### Records shown
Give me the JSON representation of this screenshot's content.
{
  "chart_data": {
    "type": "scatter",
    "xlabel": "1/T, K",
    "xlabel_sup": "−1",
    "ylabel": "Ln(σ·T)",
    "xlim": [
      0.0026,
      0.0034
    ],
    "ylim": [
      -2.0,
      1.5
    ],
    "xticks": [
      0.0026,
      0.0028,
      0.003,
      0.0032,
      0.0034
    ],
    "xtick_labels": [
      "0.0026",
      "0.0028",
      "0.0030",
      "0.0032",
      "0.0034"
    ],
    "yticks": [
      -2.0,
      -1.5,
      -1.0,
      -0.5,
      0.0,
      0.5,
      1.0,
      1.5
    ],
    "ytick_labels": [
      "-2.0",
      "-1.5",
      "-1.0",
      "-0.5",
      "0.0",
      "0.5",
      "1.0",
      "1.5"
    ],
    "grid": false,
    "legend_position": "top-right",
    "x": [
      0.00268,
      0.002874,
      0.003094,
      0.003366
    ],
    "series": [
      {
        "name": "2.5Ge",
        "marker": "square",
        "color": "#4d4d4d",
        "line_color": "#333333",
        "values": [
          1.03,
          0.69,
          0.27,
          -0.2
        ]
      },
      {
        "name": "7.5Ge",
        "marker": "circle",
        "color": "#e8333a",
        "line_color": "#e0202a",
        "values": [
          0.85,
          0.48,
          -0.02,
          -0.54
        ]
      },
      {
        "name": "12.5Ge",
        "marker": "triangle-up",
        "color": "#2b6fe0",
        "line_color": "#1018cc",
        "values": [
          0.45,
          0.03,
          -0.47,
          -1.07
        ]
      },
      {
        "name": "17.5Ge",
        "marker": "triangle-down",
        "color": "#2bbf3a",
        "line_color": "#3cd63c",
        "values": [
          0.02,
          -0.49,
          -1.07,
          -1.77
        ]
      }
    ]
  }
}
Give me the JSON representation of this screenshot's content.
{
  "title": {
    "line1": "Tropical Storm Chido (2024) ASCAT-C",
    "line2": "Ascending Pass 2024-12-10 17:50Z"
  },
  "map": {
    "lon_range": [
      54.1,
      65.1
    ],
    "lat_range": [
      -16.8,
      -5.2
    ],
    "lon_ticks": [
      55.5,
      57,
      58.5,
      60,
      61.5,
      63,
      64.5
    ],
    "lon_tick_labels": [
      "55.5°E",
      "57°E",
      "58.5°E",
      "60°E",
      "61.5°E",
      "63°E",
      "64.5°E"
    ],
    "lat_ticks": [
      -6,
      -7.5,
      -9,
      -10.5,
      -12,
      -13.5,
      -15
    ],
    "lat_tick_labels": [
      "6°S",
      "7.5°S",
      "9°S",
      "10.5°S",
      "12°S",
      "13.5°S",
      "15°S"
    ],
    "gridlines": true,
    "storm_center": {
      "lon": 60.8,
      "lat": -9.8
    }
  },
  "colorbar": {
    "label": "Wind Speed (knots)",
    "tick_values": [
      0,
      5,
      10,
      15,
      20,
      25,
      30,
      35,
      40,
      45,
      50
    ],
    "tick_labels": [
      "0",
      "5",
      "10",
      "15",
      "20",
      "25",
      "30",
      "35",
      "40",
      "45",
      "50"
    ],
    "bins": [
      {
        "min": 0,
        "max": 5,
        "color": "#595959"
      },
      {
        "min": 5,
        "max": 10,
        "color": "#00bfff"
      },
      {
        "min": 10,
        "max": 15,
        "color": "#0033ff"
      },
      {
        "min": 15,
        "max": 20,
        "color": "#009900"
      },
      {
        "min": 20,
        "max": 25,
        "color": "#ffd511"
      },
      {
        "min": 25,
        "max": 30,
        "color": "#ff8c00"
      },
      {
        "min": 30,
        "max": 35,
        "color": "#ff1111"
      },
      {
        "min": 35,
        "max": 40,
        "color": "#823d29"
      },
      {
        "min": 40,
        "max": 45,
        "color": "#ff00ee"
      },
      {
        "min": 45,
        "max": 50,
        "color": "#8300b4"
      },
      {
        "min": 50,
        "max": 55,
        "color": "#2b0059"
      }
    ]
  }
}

### Goal
Using the listing above, retype each line exactly.

### Complete response
Give me the JSON representation of this screenshot's content.
{
  "chart_data": {
    "type": "scatter",
    "xlabel": "1/T, K",
    "xlabel_sup": "−1",
    "ylabel": "Ln(σ·T)",
    "xlim": [
      0.0026,
      0.0034
    ],
    "ylim": [
      -2.0,
      1.5
    ],
    "xticks": [
      0.0026,
      0.0028,
      0.003,
      0.0032,
      0.0034
    ],
    "xtick_labels": [
      "0.0026",
      "0.0028",
      "0.0030",
      "0.0032",
      "0.0034"
    ],
    "yticks": [
      -2.0,
      -1.5,
      -1.0,
      -0.5,
      0.0,
      0.5,
      1.0,
      1.5
    ],
    "ytick_labels": [
      "-2.0",
      "-1.5",
      "-1.0",
      "-0.5",
      "0.0",
      "0.5",
      "1.0",
      "1.5"
    ],
    "grid": false,
    "legend_position": "top-right",
    "x": [
      0.00268,
      0.002874,
      0.003094,
      0.003366
    ],
    "series": [
      {
        "name": "2.5Ge",
        "marker": "square",
        "color": "#4d4d4d",
        "line_color": "#333333",
        "values": [
          1.03,
          0.69,
          0.27,
          -0.2
        ]
      },
      {
        "name": "7.5Ge",
        "marker": "circle",
        "color": "#e8333a",
        "line_color": "#e0202a",
        "values": [
          0.85,
          0.48,
          -0.02,
          -0.54
        ]
      },
      {
        "name": "12.5Ge",
        "marker": "triangle-up",
        "color": "#2b6fe0",
        "line_color": "#1018cc",
        "values": [
          0.45,
          0.03,
          -0.47,
          -1.07
        ]
      },
      {
        "name": "17.5Ge",
        "marker": "triangle-down",
        "color": "#2bbf3a",
        "line_color": "#3cd63c",
        "values": [
          0.02,
          -0.49,
          -1.07,
          -1.77
        ]
      }
    ]
  }
}
Give me the JSON representation of this screenshot's content.
{
  "title": {
    "line1": "Tropical Storm Chido (2024) ASCAT-C",
    "line2": "Ascending Pass 2024-12-10 17:50Z"
  },
  "map": {
    "lon_range": [
      54.1,
      65.1
    ],
    "lat_range": [
      -16.8,
      -5.2
    ],
    "lon_ticks": [
      55.5,
      57,
      58.5,
      60,
      61.5,
      63,
      64.5
    ],
    "lon_tick_labels": [
      "55.5°E",
      "57°E",
      "58.5°E",
      "60°E",
      "61.5°E",
      "63°E",
      "64.5°E"
    ],
    "lat_ticks": [
      -6,
      -7.5,
      -9,
      -10.5,
      -12,
      -13.5,
      -15
    ],
    "lat_tick_labels": [
      "6°S",
      "7.5°S",
      "9°S",
      "10.5°S",
      "12°S",
      "13.5°S",
      "15°S"
    ],
    "gridlines": true,
    "storm_center": {
      "lon": 60.8,
      "lat": -9.8
    }
  },
  "colorbar": {
    "label": "Wind Speed (knots)",
    "tick_values": [
      0,
      5,
      10,
      15,
      20,
      25,
      30,
      35,
      40,
      45,
      50
    ],
    "tick_labels": [
      "0",
      "5",
      "10",
      "15",
      "20",
      "25",
      "30",
      "35",
      "40",
      "45",
      "50"
    ],
    "bins": [
      {
        "min": 0,
        "max": 5,
        "color": "#595959"
      },
      {
        "min": 5,
        "max": 10,
        "color": "#00bfff"
      },
      {
        "min": 10,
        "max": 15,
        "color": "#0033ff"
      },
      {
        "min": 15,
        "max": 20,
        "color": "#009900"
      },
      {
        "min": 20,
        "max": 25,
        "color": "#ffd511"
      },
      {
        "min": 25,
        "max": 30,
        "color": "#ff8c00"
      },
      {
        "min": 30,
        "max": 35,
        "color": "#ff1111"
      },
      {
        "min": 35,
        "max": 40,
        "color": "#823d29"
      },
      {
        "min": 40,
        "max": 45,
        "color": "#ff00ee"
      },
      {
        "min": 45,
        "max": 50,
        "color": "#8300b4"
      },
      {
        "min": 50,
        "max": 55,
        "color": "#2b0059"
      }
    ]
  }
}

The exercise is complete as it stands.